Exercise objective – From the material below, list every line containing "here".

[START Data]

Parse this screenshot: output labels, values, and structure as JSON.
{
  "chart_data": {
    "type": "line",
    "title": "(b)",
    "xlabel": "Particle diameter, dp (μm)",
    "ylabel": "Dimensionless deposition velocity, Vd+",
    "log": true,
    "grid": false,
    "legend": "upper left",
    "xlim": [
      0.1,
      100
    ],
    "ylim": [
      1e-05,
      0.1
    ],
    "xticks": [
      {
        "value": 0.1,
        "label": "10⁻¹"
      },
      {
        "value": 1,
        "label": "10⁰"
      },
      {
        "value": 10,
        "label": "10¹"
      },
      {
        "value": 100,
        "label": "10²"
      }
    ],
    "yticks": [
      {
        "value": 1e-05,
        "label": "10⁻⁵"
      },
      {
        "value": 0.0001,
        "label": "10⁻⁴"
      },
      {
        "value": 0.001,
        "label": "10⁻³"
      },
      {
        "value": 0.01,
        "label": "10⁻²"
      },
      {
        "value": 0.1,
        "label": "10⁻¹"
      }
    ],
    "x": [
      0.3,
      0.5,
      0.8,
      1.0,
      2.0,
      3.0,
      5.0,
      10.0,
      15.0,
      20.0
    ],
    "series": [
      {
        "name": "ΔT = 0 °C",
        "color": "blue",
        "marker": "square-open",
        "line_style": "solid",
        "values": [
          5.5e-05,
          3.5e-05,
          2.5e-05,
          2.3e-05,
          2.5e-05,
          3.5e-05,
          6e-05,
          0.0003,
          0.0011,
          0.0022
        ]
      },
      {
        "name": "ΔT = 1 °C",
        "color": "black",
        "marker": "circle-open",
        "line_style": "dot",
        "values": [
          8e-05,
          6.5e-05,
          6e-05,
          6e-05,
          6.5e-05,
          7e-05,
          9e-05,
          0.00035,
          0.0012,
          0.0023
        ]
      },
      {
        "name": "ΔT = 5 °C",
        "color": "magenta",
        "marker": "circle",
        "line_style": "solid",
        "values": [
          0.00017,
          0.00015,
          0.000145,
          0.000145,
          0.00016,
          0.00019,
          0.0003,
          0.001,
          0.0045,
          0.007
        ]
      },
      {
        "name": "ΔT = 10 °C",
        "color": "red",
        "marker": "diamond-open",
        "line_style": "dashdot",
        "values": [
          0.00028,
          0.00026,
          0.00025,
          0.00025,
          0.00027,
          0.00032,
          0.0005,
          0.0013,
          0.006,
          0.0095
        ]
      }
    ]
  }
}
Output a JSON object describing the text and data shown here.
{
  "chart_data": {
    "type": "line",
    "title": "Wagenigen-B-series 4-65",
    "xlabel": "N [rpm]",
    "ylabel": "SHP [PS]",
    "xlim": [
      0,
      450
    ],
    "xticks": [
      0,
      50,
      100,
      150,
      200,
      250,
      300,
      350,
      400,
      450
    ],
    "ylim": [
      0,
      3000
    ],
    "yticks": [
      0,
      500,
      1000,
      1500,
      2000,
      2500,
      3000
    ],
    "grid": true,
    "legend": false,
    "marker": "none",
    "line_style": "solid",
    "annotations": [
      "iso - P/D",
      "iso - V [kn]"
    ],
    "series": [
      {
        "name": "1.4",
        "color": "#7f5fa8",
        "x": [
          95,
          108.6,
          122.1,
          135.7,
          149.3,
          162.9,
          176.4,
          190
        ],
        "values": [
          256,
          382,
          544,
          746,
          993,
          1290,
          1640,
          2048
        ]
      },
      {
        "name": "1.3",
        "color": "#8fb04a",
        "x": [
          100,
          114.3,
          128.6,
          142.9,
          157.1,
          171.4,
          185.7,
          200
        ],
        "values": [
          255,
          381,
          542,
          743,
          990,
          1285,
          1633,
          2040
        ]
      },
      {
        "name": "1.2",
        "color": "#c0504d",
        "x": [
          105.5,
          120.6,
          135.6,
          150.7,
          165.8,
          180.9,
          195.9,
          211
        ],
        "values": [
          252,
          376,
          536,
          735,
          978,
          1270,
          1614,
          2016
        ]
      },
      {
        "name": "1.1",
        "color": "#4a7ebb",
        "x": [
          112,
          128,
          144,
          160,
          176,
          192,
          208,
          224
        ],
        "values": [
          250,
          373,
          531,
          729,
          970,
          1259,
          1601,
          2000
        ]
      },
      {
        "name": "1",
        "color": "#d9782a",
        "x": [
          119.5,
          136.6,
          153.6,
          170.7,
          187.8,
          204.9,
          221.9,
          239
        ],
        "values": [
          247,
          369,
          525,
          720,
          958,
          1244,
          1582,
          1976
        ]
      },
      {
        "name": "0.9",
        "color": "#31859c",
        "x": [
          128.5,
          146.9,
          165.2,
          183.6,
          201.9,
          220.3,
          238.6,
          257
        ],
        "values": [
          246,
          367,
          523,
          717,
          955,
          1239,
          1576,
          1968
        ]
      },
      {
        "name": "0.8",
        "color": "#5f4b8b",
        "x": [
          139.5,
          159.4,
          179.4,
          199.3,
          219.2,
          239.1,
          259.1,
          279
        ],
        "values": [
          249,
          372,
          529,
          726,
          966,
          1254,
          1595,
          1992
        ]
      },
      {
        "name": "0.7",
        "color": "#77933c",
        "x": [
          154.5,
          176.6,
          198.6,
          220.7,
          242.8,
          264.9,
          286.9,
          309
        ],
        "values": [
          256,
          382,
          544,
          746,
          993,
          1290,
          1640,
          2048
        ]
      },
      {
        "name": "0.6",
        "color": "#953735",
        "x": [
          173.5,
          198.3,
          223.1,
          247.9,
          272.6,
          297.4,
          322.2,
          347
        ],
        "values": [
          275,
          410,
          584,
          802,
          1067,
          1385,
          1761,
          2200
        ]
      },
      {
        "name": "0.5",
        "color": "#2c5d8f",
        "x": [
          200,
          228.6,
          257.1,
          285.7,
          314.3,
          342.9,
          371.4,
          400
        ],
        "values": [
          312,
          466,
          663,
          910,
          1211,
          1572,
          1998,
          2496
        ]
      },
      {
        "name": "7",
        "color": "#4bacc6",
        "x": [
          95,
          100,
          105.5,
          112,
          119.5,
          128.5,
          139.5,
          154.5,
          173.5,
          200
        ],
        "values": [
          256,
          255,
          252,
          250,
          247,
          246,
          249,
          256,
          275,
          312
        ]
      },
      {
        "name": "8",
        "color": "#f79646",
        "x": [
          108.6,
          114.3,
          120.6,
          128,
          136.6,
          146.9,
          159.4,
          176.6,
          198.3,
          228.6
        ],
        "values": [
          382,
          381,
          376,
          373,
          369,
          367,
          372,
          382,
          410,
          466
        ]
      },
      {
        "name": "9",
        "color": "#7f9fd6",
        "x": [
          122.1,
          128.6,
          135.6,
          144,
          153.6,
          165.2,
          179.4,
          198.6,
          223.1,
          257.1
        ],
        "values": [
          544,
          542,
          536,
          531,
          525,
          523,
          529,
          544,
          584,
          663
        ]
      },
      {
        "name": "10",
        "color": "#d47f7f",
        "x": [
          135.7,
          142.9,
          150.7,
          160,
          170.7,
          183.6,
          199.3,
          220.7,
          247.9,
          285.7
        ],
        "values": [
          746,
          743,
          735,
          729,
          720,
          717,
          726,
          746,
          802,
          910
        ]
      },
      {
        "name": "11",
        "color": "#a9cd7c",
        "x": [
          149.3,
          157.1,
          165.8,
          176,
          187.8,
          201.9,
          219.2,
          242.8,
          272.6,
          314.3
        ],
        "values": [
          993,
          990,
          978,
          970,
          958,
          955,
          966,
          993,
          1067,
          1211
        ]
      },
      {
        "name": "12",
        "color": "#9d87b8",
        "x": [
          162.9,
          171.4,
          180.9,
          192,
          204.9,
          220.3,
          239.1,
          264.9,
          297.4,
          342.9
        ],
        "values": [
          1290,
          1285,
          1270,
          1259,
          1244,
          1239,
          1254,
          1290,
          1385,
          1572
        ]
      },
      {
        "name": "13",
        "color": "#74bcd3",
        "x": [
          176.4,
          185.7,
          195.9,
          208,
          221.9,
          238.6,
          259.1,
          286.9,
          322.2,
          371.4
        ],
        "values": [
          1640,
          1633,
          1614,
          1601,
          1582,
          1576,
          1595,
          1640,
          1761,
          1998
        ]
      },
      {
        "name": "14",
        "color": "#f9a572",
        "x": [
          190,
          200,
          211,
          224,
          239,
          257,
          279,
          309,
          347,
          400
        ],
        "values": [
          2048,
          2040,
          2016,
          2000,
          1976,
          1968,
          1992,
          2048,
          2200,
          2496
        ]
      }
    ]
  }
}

[END Data]
[START Data]

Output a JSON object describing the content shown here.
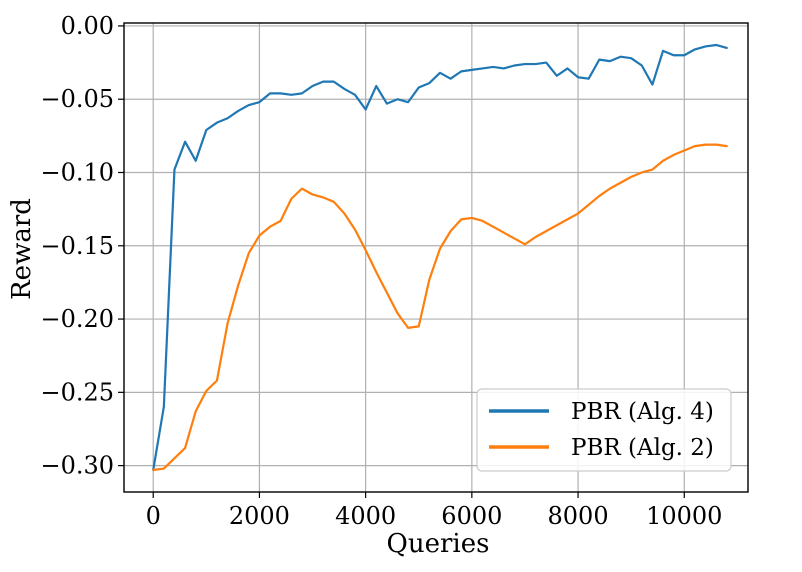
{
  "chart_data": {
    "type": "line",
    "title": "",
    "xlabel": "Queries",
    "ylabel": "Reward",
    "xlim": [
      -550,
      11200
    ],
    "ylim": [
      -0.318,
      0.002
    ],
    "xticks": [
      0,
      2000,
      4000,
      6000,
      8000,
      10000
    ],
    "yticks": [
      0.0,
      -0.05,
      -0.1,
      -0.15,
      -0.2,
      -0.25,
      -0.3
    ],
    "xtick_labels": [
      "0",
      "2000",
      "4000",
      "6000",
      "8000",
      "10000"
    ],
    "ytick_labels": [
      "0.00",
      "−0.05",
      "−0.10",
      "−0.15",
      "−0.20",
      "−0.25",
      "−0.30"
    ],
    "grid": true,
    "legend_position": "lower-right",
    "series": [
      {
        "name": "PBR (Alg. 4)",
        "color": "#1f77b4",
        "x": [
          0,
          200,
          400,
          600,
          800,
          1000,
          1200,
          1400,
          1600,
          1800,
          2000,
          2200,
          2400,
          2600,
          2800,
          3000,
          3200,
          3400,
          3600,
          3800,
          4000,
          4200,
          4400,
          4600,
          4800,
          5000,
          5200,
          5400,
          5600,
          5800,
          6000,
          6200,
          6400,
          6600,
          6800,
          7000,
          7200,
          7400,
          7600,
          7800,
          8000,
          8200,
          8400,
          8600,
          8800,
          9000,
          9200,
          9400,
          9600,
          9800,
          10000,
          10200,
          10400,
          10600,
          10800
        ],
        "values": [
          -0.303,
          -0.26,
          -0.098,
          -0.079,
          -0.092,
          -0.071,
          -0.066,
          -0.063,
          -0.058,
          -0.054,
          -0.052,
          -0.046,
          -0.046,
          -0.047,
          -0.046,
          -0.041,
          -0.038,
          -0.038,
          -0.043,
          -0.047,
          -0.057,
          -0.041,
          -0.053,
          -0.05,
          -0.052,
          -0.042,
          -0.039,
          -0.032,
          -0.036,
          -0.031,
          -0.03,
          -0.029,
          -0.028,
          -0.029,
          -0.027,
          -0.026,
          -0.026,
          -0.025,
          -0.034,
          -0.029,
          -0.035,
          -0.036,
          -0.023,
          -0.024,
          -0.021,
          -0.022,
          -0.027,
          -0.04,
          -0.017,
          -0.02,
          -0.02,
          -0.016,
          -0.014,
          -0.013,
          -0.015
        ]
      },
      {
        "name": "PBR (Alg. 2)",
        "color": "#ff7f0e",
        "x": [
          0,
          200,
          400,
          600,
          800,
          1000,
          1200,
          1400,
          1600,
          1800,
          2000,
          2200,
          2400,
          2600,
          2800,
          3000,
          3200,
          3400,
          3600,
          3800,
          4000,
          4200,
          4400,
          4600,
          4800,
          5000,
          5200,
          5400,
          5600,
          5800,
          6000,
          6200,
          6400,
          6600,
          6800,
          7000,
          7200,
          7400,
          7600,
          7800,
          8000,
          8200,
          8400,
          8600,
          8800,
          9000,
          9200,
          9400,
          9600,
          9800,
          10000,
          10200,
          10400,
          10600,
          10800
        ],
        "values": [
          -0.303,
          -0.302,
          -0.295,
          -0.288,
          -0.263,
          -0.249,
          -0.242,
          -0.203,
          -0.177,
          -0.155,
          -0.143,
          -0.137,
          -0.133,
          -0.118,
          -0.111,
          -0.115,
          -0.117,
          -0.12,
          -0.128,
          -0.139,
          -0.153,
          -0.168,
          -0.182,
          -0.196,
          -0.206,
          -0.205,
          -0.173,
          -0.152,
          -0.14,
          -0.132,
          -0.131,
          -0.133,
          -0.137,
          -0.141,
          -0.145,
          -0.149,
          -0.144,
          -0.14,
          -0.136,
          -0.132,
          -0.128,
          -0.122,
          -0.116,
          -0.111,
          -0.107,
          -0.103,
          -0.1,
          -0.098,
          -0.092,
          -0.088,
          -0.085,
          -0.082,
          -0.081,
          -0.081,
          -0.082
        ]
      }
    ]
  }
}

[END Data]

Exercise result –
Output a JSON object describing the text and data shown here.
Output a JSON object describing the content shown here.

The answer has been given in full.